Goal of the exercise: Transcribe the entries exactly; images are not part of the copy.

Entries:
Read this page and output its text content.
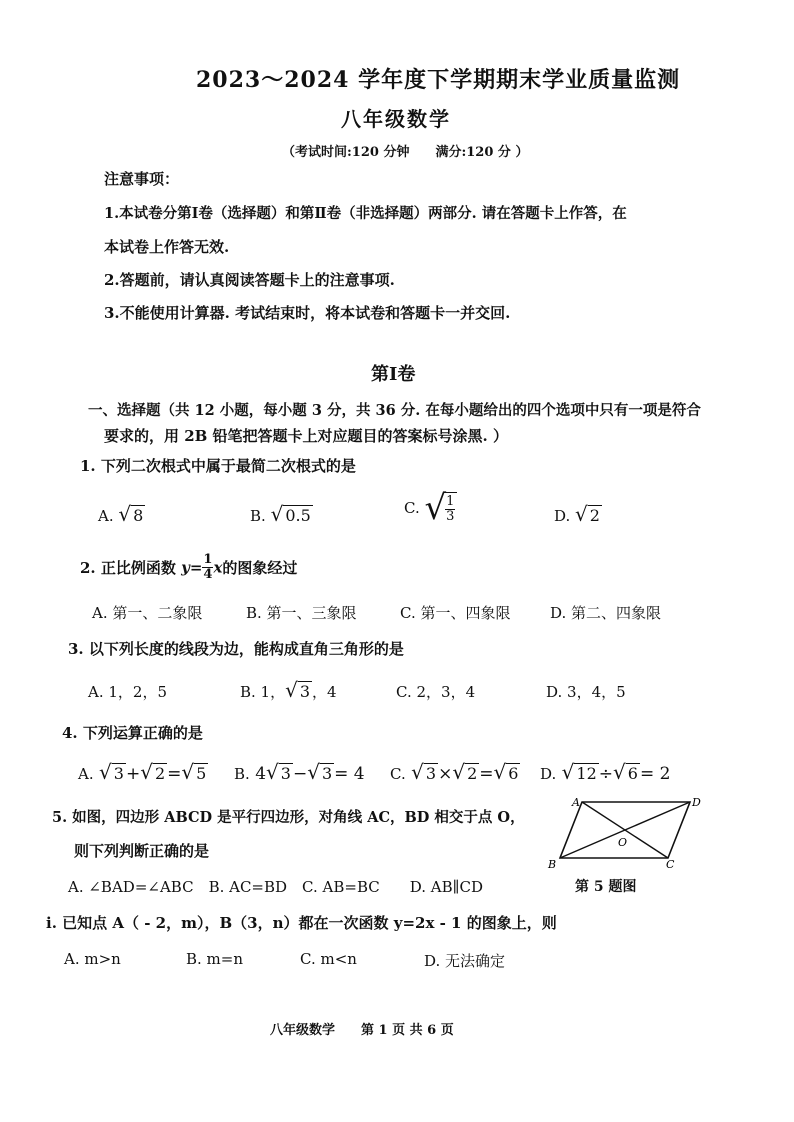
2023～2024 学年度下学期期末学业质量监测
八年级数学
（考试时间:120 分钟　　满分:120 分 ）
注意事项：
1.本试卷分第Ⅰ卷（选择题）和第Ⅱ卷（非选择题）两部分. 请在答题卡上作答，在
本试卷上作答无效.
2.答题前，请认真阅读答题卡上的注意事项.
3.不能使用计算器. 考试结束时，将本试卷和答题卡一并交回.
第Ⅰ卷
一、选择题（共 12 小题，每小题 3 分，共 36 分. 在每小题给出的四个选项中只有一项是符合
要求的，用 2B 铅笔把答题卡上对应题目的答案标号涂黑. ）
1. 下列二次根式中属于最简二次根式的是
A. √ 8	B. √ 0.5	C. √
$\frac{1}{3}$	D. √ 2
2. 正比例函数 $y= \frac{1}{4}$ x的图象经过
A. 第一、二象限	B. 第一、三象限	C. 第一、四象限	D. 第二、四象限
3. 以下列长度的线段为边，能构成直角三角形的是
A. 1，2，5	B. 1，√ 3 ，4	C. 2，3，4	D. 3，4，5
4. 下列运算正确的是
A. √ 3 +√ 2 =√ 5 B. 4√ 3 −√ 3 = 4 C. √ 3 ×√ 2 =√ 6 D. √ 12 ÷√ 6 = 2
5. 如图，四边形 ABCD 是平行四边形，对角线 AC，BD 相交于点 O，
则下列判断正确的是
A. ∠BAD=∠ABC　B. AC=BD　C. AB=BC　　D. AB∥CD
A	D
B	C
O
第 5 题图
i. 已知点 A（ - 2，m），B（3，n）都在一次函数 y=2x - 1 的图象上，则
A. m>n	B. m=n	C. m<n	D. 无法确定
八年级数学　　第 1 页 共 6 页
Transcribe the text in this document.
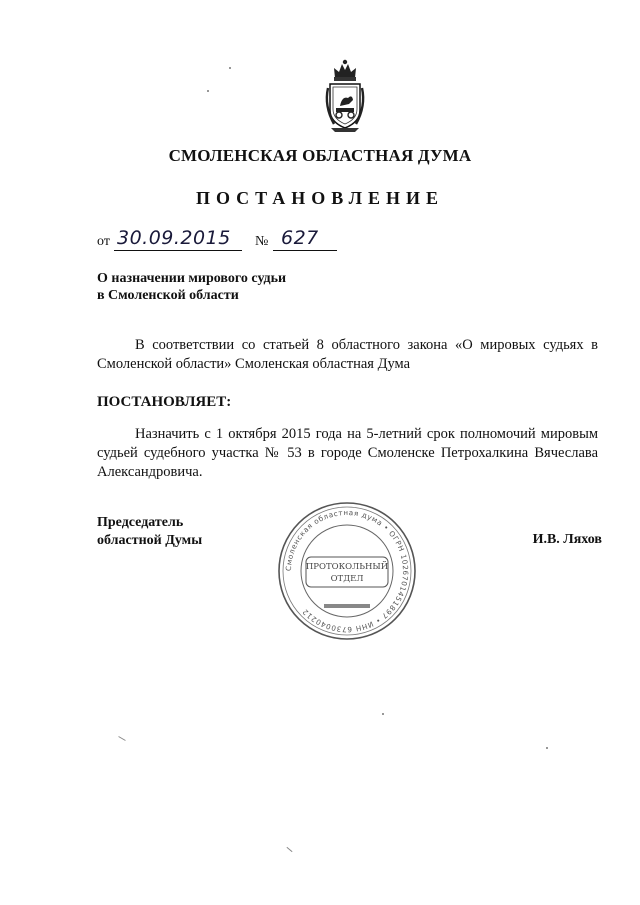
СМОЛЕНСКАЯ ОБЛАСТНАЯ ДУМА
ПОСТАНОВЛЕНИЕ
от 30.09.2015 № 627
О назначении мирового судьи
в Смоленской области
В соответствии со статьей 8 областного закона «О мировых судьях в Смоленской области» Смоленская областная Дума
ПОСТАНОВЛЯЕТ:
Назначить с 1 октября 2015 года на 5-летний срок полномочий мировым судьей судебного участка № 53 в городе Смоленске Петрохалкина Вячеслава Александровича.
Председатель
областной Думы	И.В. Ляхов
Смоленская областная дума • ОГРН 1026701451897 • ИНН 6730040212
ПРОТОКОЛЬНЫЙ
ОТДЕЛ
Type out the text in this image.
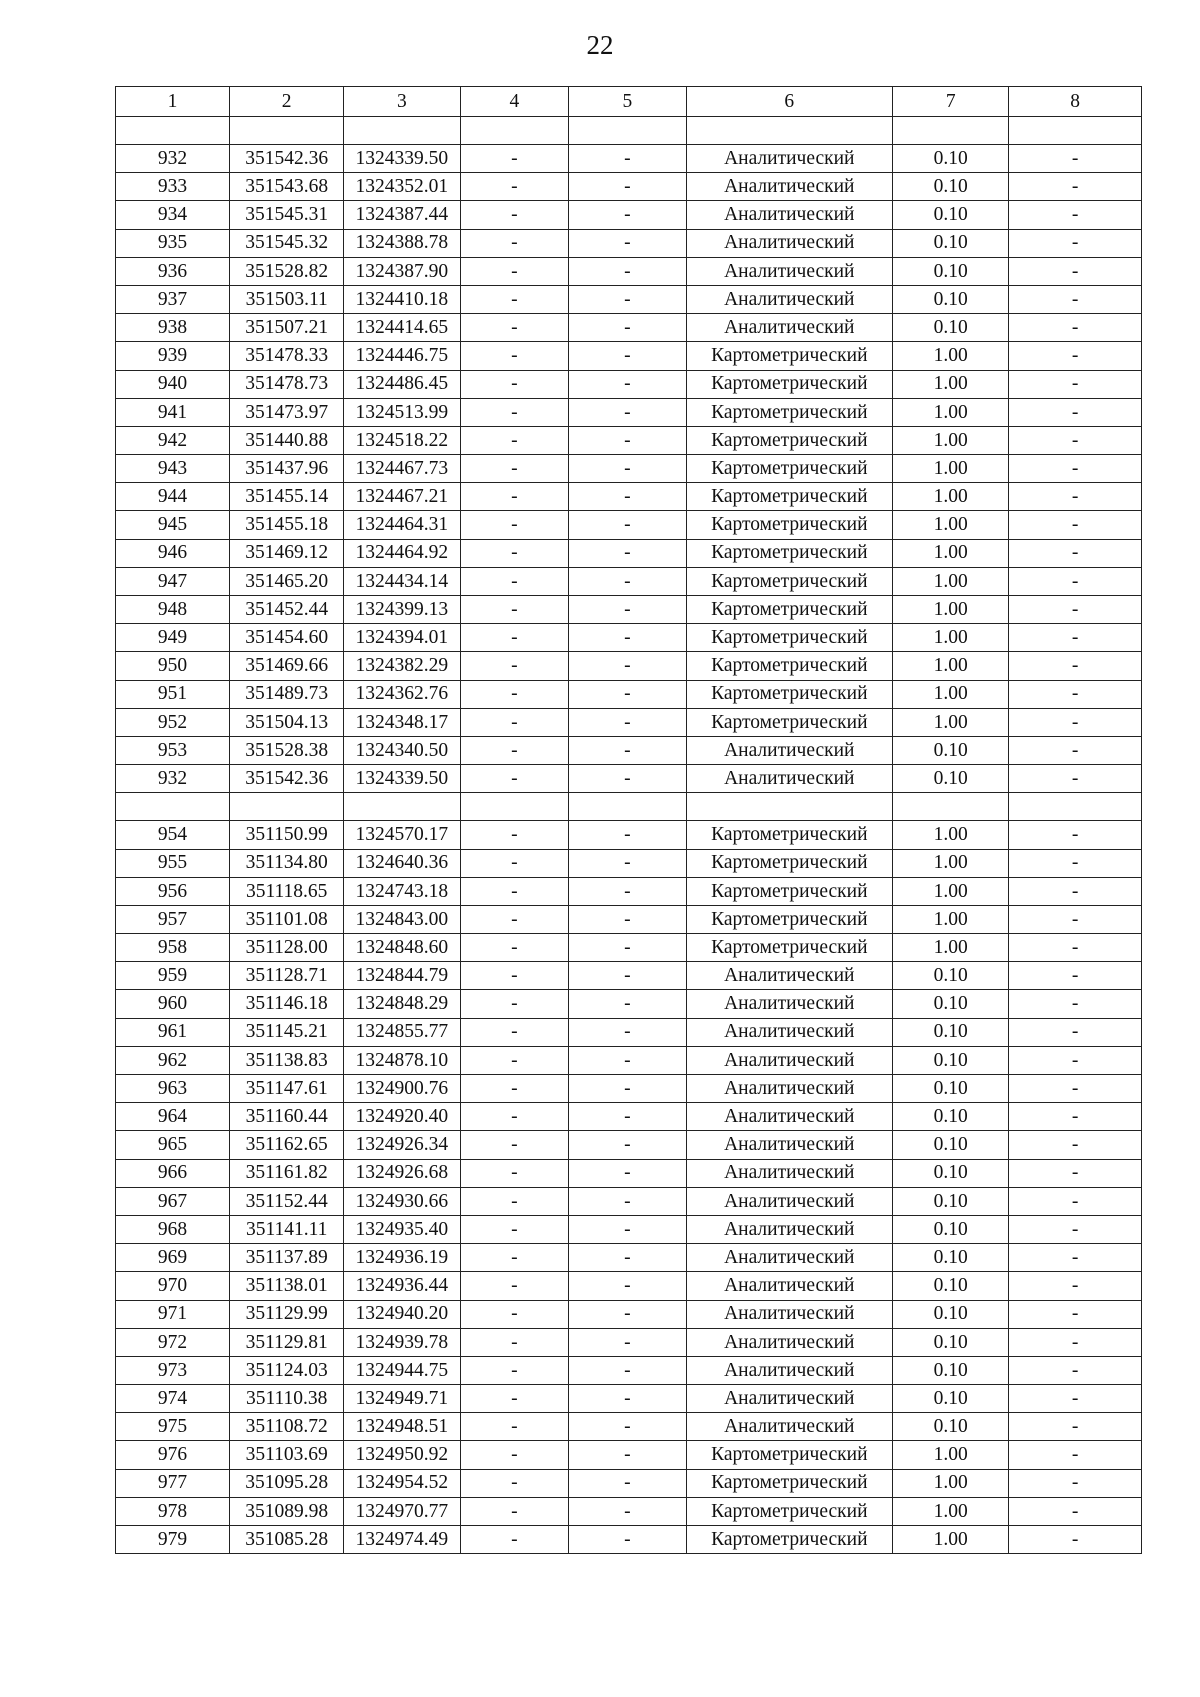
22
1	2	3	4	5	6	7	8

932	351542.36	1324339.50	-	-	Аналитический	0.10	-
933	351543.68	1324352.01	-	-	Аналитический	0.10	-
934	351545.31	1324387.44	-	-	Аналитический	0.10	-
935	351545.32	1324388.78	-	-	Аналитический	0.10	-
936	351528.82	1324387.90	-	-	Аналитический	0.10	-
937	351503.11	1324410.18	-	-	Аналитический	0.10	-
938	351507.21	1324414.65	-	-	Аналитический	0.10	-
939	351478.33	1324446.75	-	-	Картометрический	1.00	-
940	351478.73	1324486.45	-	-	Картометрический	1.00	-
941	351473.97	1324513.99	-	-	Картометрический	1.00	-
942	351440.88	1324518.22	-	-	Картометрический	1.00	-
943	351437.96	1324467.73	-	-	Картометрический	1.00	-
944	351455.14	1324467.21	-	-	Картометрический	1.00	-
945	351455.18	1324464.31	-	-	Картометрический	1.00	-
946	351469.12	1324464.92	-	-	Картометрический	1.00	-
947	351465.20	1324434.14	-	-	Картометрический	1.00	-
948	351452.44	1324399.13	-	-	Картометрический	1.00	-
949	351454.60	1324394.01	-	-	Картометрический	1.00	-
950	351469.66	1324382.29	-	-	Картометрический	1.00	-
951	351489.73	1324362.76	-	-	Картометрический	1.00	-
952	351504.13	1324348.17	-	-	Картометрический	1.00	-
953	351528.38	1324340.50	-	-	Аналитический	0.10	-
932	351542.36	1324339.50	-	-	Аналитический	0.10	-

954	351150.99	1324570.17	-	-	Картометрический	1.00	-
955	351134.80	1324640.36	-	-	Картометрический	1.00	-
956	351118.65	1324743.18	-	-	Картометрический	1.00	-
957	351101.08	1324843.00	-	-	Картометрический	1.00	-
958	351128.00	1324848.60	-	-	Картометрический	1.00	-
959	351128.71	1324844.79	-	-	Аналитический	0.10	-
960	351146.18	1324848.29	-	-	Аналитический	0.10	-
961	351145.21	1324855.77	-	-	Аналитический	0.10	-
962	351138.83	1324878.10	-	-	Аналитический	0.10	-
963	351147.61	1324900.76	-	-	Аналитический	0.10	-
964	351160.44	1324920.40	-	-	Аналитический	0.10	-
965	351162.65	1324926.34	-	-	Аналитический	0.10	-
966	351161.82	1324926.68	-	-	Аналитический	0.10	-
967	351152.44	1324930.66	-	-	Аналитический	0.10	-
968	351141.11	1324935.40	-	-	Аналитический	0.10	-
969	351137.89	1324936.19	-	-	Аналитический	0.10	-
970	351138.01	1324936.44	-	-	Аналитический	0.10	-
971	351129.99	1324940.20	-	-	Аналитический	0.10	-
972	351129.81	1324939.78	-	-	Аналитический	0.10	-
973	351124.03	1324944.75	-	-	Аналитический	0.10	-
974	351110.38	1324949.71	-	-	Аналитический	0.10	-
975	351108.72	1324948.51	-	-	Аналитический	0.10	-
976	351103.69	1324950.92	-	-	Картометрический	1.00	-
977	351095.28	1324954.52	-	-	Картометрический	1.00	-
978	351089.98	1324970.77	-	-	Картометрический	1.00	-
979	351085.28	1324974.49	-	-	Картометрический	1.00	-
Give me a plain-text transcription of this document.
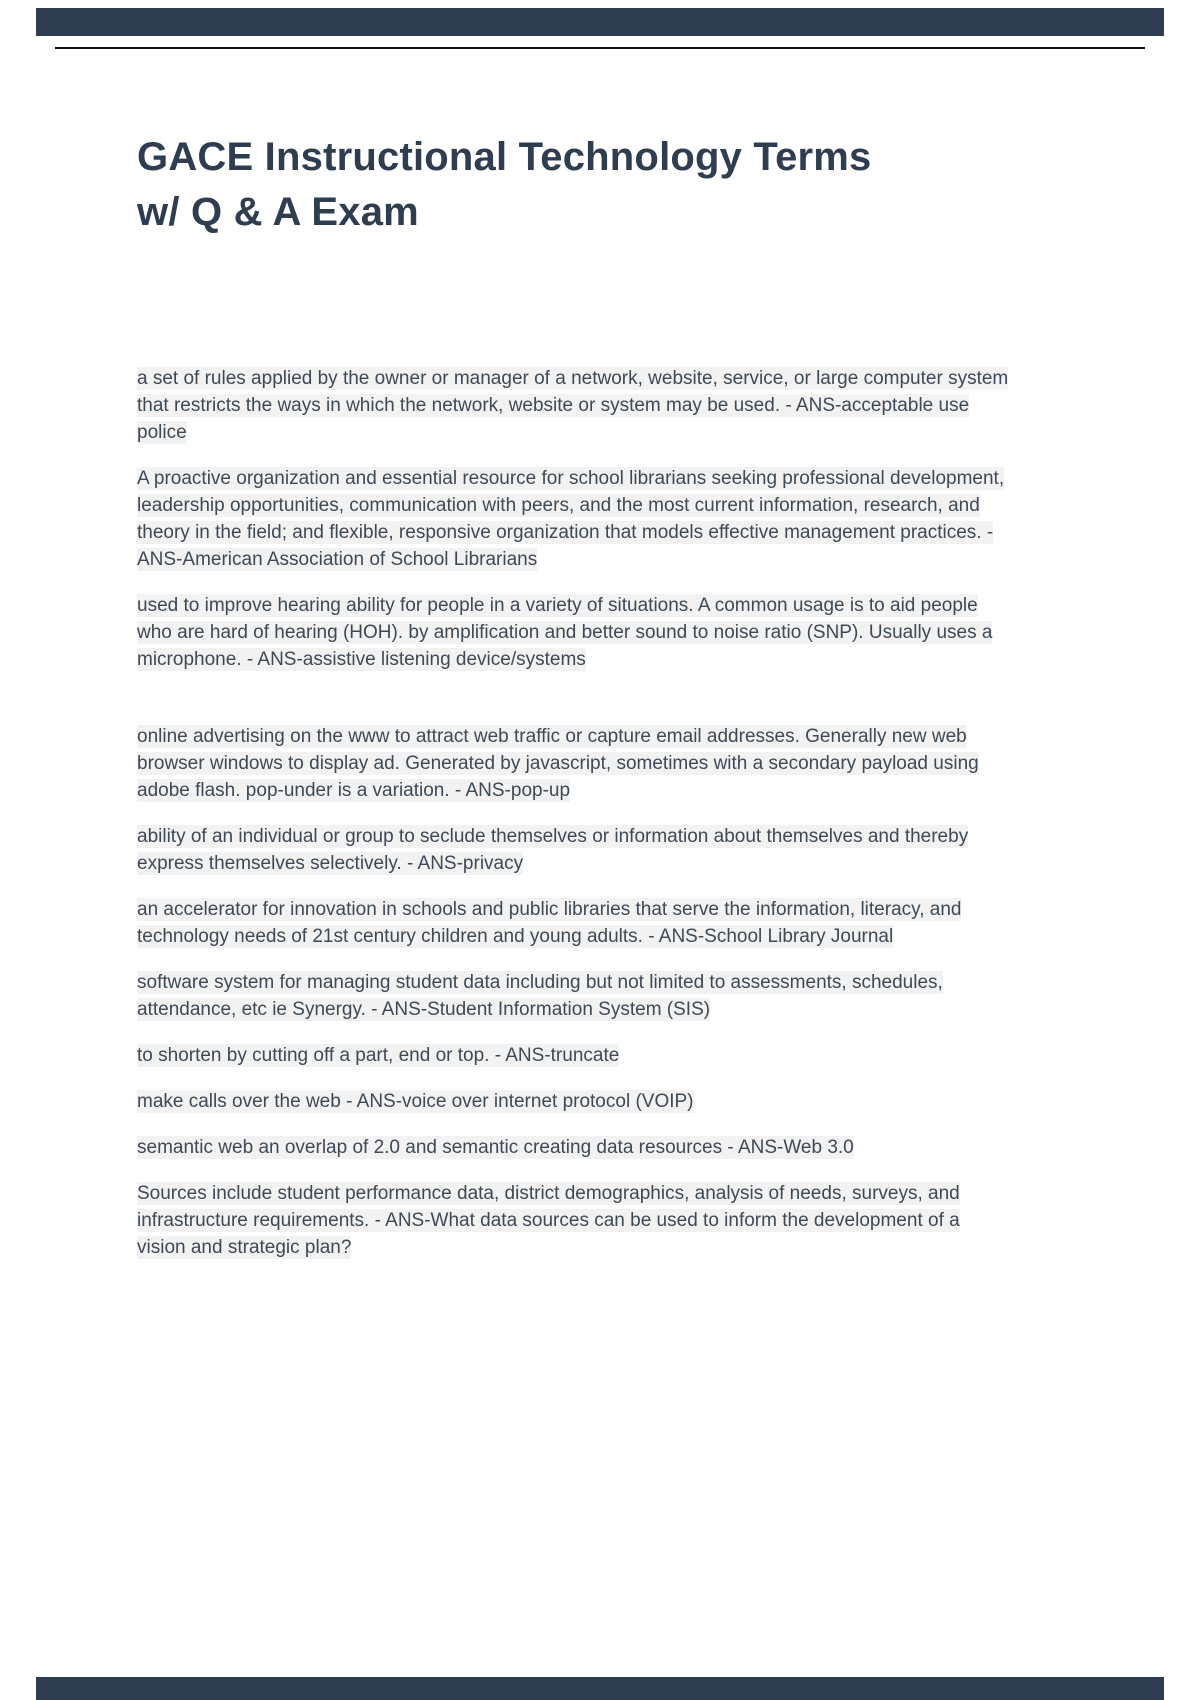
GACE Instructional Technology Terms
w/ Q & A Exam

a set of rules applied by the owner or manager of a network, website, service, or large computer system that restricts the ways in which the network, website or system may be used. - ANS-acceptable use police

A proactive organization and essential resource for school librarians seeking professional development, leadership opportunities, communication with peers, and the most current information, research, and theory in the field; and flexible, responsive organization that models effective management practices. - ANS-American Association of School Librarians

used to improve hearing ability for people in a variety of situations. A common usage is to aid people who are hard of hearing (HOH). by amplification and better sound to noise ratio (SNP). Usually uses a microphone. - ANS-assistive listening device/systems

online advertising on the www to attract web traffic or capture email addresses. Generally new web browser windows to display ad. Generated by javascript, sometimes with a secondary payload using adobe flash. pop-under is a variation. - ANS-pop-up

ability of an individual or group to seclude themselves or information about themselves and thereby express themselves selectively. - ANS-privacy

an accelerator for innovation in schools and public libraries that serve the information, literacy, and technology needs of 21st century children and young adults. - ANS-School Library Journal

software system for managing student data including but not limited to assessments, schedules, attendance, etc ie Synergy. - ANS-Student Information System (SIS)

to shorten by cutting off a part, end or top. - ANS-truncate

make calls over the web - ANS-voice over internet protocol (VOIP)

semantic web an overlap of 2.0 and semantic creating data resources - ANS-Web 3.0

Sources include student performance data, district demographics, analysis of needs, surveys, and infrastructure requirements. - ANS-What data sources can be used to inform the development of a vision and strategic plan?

Solution for this task:
Read this page and output its text content.
2023～2024 学年度下学期期末学业质量监测
八年级数学
（考试时间:120 分钟　　满分:120 分 ）
注意事项：
1.本试卷分第Ⅰ卷（选择题）和第Ⅱ卷（非选择题）两部分. 请在答题卡上作答，在
本试卷上作答无效.
2.答题前，请认真阅读答题卡上的注意事项.
3.不能使用计算器. 考试结束时，将本试卷和答题卡一并交回.
第Ⅰ卷
一、选择题（共 12 小题，每小题 3 分，共 36 分. 在每小题给出的四个选项中只有一项是符合
要求的，用 2B 铅笔把答题卡上对应题目的答案标号涂黑. ）
1. 下列二次根式中属于最简二次根式的是
A. √ 8	B. √ 0.5	C. √
$\frac{1}{3}$	D. √ 2
2. 正比例函数 $y= \frac{1}{4}$ x的图象经过
A. 第一、二象限	B. 第一、三象限	C. 第一、四象限	D. 第二、四象限
3. 以下列长度的线段为边，能构成直角三角形的是
A. 1，2，5	B. 1，√ 3 ，4	C. 2，3，4	D. 3，4，5
4. 下列运算正确的是
A. √ 3 +√ 2 =√ 5 B. 4√ 3 −√ 3 = 4 C. √ 3 ×√ 2 =√ 6 D. √ 12 ÷√ 6 = 2
5. 如图，四边形 ABCD 是平行四边形，对角线 AC，BD 相交于点 O，
则下列判断正确的是
A. ∠BAD=∠ABC　B. AC=BD　C. AB=BC　　D. AB∥CD
A	D
B	C
O
第 5 题图
i. 已知点 A（ - 2，m），B（3，n）都在一次函数 y=2x - 1 的图象上，则
A. m>n	B. m=n	C. m<n	D. 无法确定
八年级数学　　第 1 页 共 6 页
Transcribe the text in this document.
СМОЛЕНСКАЯ ОБЛАСТНАЯ ДУМА
ПОСТАНОВЛЕНИЕ
от 30.09.2015 № 627
О назначении мирового судьи
в Смоленской области
В соответствии со статьей 8 областного закона «О мировых судьях в Смоленской области» Смоленская областная Дума
ПОСТАНОВЛЯЕТ:
Назначить с 1 октября 2015 года на 5-летний срок полномочий мировым судьей судебного участка № 53 в городе Смоленске Петрохалкина Вячеслава Александровича.
Председатель
областной Думы	И.В. Ляхов
Смоленская областная дума • ОГРН 1026701451897 • ИНН 6730040212
ПРОТОКОЛЬНЫЙ
ОТДЕЛ
Type out the text in this image.
22
1	2	3	4	5	6	7	8

932	351542.36	1324339.50	-	-	Аналитический	0.10	-
933	351543.68	1324352.01	-	-	Аналитический	0.10	-
934	351545.31	1324387.44	-	-	Аналитический	0.10	-
935	351545.32	1324388.78	-	-	Аналитический	0.10	-
936	351528.82	1324387.90	-	-	Аналитический	0.10	-
937	351503.11	1324410.18	-	-	Аналитический	0.10	-
938	351507.21	1324414.65	-	-	Аналитический	0.10	-
939	351478.33	1324446.75	-	-	Картометрический	1.00	-
940	351478.73	1324486.45	-	-	Картометрический	1.00	-
941	351473.97	1324513.99	-	-	Картометрический	1.00	-
942	351440.88	1324518.22	-	-	Картометрический	1.00	-
943	351437.96	1324467.73	-	-	Картометрический	1.00	-
944	351455.14	1324467.21	-	-	Картометрический	1.00	-
945	351455.18	1324464.31	-	-	Картометрический	1.00	-
946	351469.12	1324464.92	-	-	Картометрический	1.00	-
947	351465.20	1324434.14	-	-	Картометрический	1.00	-
948	351452.44	1324399.13	-	-	Картометрический	1.00	-
949	351454.60	1324394.01	-	-	Картометрический	1.00	-
950	351469.66	1324382.29	-	-	Картометрический	1.00	-
951	351489.73	1324362.76	-	-	Картометрический	1.00	-
952	351504.13	1324348.17	-	-	Картометрический	1.00	-
953	351528.38	1324340.50	-	-	Аналитический	0.10	-
932	351542.36	1324339.50	-	-	Аналитический	0.10	-

954	351150.99	1324570.17	-	-	Картометрический	1.00	-
955	351134.80	1324640.36	-	-	Картометрический	1.00	-
956	351118.65	1324743.18	-	-	Картометрический	1.00	-
957	351101.08	1324843.00	-	-	Картометрический	1.00	-
958	351128.00	1324848.60	-	-	Картометрический	1.00	-
959	351128.71	1324844.79	-	-	Аналитический	0.10	-
960	351146.18	1324848.29	-	-	Аналитический	0.10	-
961	351145.21	1324855.77	-	-	Аналитический	0.10	-
962	351138.83	1324878.10	-	-	Аналитический	0.10	-
963	351147.61	1324900.76	-	-	Аналитический	0.10	-
964	351160.44	1324920.40	-	-	Аналитический	0.10	-
965	351162.65	1324926.34	-	-	Аналитический	0.10	-
966	351161.82	1324926.68	-	-	Аналитический	0.10	-
967	351152.44	1324930.66	-	-	Аналитический	0.10	-
968	351141.11	1324935.40	-	-	Аналитический	0.10	-
969	351137.89	1324936.19	-	-	Аналитический	0.10	-
970	351138.01	1324936.44	-	-	Аналитический	0.10	-
971	351129.99	1324940.20	-	-	Аналитический	0.10	-
972	351129.81	1324939.78	-	-	Аналитический	0.10	-
973	351124.03	1324944.75	-	-	Аналитический	0.10	-
974	351110.38	1324949.71	-	-	Аналитический	0.10	-
975	351108.72	1324948.51	-	-	Аналитический	0.10	-
976	351103.69	1324950.92	-	-	Картометрический	1.00	-
977	351095.28	1324954.52	-	-	Картометрический	1.00	-
978	351089.98	1324970.77	-	-	Картометрический	1.00	-
979	351085.28	1324974.49	-	-	Картометрический	1.00	-
Give me a plain-text transcription of this document.
GACE Instructional Technology Terms
w/ Q & A Exam

a set of rules applied by the owner or manager of a network, website, service, or large computer system that restricts the ways in which the network, website or system may be used. - ANS-acceptable use police

A proactive organization and essential resource for school librarians seeking professional development, leadership opportunities, communication with peers, and the most current information, research, and theory in the field; and flexible, responsive organization that models effective management practices. - ANS-American Association of School Librarians

used to improve hearing ability for people in a variety of situations. A common usage is to aid people who are hard of hearing (HOH). by amplification and better sound to noise ratio (SNP). Usually uses a microphone. - ANS-assistive listening device/systems

online advertising on the www to attract web traffic or capture email addresses. Generally new web browser windows to display ad. Generated by javascript, sometimes with a secondary payload using adobe flash. pop-under is a variation. - ANS-pop-up

ability of an individual or group to seclude themselves or information about themselves and thereby express themselves selectively. - ANS-privacy

an accelerator for innovation in schools and public libraries that serve the information, literacy, and technology needs of 21st century children and young adults. - ANS-School Library Journal

software system for managing student data including but not limited to assessments, schedules, attendance, etc ie Synergy. - ANS-Student Information System (SIS)

to shorten by cutting off a part, end or top. - ANS-truncate

make calls over the web - ANS-voice over internet protocol (VOIP)

semantic web an overlap of 2.0 and semantic creating data resources - ANS-Web 3.0

Sources include student performance data, district demographics, analysis of needs, surveys, and infrastructure requirements. - ANS-What data sources can be used to inform the development of a vision and strategic plan?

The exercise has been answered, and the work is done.